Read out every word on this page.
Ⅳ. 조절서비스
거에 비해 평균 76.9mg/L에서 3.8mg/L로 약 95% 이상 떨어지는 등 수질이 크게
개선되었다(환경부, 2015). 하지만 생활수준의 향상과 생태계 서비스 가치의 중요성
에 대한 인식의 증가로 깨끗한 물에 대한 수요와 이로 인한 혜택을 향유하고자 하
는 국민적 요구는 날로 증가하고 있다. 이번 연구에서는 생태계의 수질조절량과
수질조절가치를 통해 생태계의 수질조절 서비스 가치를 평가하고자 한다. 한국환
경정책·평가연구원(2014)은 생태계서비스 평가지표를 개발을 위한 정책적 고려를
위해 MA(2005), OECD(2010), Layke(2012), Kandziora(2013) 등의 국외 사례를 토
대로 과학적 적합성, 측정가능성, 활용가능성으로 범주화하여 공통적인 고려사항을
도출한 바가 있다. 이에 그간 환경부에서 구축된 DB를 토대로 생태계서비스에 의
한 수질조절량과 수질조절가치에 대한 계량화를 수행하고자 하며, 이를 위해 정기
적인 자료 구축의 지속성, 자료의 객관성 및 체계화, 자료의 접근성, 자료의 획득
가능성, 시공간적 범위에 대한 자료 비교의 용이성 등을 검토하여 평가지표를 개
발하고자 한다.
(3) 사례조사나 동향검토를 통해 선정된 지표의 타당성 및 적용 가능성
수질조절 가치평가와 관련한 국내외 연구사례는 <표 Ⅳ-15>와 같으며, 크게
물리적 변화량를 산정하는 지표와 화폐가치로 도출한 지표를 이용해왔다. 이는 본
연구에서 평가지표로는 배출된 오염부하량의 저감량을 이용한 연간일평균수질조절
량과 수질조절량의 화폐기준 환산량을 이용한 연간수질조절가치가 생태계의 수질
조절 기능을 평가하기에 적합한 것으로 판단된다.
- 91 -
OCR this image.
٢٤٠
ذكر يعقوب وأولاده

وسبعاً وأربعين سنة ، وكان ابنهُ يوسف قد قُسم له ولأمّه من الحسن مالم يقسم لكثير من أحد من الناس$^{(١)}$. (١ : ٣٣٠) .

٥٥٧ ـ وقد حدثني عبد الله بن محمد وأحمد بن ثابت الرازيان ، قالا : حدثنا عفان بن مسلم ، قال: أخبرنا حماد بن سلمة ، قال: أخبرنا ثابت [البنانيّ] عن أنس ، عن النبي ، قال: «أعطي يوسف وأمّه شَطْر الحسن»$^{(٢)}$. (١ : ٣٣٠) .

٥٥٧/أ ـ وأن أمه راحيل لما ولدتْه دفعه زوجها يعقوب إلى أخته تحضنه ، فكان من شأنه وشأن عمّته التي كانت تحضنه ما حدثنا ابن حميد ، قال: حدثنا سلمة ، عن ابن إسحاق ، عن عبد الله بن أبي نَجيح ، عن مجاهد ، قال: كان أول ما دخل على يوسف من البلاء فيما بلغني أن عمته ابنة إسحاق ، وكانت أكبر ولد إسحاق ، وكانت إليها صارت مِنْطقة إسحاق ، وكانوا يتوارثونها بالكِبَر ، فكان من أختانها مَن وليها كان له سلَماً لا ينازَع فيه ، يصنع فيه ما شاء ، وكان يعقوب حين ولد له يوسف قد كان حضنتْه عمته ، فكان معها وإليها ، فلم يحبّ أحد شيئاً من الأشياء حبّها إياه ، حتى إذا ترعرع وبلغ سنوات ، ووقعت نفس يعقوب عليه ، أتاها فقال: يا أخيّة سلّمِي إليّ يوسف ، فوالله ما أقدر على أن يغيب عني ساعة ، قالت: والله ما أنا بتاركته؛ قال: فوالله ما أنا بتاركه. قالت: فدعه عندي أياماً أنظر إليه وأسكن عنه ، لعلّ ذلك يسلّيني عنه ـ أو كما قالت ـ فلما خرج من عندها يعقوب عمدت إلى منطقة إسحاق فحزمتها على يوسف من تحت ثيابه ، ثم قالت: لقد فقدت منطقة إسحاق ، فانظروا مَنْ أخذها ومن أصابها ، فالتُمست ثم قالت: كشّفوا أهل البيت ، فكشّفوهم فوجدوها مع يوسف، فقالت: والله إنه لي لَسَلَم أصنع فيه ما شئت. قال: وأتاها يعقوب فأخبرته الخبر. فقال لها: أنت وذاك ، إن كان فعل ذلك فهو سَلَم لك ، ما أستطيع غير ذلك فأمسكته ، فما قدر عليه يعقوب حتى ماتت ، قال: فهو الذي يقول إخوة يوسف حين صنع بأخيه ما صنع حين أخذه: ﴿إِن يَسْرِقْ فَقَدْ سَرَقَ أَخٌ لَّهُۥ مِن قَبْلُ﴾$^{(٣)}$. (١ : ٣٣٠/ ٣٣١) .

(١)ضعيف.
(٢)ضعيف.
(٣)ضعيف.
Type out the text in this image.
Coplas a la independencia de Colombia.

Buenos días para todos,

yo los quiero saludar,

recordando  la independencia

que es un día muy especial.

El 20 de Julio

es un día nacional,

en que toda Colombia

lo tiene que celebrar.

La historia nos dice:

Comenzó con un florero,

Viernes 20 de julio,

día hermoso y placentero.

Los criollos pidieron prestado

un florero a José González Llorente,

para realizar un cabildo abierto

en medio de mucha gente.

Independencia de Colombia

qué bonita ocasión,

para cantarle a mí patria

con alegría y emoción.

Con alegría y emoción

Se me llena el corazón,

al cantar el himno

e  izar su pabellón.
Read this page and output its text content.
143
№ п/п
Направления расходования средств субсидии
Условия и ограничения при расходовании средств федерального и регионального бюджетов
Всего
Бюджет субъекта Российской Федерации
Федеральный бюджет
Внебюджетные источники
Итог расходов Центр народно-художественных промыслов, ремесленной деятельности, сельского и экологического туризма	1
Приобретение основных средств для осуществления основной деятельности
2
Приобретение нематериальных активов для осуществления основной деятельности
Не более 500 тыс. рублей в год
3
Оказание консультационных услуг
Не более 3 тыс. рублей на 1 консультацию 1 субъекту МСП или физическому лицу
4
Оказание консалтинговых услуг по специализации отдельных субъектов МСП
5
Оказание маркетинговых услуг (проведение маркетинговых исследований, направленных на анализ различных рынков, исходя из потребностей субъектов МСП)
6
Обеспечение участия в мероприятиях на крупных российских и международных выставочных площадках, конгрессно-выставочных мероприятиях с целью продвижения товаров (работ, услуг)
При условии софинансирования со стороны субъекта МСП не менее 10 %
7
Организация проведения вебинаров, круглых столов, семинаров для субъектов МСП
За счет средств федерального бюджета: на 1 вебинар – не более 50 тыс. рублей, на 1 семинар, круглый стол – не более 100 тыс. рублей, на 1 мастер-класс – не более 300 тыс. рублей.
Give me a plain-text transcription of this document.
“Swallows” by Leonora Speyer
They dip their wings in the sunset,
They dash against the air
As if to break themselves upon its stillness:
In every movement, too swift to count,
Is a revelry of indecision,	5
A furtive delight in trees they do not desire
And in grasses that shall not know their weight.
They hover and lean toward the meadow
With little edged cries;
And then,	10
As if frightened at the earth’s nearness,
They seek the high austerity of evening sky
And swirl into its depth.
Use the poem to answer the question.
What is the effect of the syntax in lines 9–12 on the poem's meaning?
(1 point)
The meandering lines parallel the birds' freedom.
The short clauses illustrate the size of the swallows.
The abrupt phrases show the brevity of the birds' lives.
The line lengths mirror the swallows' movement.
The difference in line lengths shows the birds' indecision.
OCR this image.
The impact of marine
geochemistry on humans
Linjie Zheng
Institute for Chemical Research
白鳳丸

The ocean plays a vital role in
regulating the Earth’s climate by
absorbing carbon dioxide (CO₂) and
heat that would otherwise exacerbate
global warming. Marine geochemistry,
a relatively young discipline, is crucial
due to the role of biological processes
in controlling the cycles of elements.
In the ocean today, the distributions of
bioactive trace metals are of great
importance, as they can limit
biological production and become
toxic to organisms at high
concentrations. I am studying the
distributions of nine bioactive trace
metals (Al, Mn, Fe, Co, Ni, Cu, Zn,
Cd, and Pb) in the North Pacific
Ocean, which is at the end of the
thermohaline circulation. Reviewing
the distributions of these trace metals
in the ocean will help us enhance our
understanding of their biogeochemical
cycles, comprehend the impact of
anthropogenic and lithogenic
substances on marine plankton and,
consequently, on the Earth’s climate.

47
========
• [What the exercise asks]: Where a line contains "every", copy that line.

• [Exercise output]:
Read out every word on this page.
In every movement, too swift to count,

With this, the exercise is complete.